| WHAT IS EXPECTED |
Copy out all lines that carry the word "Kunstmanagement".

(Figure dataset records)

+---+

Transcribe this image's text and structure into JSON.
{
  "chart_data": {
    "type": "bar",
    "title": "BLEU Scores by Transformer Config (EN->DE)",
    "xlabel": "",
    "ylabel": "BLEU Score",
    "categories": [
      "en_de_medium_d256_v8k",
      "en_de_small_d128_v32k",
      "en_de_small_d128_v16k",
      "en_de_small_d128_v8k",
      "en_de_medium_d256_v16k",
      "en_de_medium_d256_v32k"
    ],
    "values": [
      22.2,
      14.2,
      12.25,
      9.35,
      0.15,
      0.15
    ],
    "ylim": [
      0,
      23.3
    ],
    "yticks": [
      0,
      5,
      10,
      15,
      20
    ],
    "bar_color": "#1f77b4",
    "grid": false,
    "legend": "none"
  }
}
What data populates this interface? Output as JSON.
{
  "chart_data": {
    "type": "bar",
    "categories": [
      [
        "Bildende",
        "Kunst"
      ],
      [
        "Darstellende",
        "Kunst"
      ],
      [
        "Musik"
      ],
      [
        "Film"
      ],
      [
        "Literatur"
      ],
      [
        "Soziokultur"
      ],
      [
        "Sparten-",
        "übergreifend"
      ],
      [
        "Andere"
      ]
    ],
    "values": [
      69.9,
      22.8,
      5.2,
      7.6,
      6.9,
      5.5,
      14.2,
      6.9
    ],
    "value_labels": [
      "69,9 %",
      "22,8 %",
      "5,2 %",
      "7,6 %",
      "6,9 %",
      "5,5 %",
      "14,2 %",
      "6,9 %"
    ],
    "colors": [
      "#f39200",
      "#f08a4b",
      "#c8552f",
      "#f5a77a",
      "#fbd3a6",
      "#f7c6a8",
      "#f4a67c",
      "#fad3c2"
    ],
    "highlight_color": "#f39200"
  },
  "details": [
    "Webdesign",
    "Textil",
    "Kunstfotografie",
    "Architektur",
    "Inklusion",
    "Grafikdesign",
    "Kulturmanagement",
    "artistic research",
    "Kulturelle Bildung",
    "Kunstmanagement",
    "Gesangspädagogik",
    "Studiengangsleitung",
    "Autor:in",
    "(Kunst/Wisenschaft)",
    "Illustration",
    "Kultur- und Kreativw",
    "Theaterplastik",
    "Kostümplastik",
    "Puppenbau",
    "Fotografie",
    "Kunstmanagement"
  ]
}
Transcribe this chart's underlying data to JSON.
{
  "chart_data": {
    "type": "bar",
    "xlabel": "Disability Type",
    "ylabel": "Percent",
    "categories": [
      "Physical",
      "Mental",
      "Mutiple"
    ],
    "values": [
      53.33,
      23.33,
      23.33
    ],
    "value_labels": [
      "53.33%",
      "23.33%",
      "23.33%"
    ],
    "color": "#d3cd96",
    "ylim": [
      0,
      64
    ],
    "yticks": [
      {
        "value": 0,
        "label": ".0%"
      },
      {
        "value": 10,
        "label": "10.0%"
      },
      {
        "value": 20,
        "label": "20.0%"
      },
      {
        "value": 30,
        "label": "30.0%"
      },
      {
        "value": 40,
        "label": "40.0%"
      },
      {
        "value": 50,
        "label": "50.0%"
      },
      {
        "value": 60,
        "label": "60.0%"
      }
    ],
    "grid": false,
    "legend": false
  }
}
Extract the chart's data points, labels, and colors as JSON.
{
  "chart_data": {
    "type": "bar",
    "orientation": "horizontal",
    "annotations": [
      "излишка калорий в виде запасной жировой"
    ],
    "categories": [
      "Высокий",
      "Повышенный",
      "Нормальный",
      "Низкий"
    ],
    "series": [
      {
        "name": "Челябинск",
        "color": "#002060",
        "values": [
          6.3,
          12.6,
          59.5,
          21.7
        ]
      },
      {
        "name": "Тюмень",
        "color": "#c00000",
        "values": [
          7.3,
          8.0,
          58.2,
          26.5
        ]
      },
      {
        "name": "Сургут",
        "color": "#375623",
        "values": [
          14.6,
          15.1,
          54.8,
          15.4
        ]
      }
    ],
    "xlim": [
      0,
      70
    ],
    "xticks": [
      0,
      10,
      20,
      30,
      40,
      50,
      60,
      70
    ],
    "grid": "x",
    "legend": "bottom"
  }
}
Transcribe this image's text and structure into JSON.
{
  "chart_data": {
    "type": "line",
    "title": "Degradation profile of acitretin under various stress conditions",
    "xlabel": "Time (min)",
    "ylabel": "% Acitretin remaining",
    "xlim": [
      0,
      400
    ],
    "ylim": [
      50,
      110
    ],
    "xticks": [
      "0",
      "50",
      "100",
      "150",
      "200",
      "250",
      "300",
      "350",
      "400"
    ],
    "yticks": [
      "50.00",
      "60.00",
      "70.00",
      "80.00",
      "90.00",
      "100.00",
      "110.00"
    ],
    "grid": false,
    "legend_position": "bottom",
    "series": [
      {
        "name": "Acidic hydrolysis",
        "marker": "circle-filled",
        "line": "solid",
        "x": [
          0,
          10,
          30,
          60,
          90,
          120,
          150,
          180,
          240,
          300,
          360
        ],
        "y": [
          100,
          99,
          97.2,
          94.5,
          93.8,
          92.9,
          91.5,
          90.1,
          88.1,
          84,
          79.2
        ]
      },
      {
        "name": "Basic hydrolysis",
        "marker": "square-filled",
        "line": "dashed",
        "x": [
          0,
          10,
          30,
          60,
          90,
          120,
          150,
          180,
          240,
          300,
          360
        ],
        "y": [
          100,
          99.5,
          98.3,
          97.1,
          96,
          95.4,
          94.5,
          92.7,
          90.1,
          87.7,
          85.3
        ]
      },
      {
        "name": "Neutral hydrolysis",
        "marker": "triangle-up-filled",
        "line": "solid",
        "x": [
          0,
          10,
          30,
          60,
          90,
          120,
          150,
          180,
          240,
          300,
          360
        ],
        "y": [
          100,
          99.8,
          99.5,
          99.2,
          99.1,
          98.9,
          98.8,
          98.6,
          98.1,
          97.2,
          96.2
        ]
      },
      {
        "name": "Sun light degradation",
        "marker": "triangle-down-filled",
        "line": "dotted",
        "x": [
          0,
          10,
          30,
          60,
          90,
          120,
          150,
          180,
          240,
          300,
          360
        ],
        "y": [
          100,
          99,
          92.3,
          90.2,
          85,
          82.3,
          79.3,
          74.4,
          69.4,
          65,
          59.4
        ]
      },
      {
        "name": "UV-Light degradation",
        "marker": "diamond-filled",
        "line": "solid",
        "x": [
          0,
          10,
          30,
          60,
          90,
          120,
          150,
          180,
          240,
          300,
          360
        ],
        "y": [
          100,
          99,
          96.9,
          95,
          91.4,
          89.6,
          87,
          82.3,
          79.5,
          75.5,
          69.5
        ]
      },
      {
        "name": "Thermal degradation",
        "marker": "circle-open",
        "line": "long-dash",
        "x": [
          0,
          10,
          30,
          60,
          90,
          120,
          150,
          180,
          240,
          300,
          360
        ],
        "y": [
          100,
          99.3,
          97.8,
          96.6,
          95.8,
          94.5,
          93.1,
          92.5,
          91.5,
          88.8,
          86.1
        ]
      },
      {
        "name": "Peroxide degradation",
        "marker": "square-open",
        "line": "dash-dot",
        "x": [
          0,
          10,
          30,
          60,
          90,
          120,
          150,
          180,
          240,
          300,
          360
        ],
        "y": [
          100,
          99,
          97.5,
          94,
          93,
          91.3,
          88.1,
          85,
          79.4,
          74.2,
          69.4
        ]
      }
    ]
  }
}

+---+

| RESULT OF THIS TASK |
    "Kunstmanagement",
    "Kunstmanagement"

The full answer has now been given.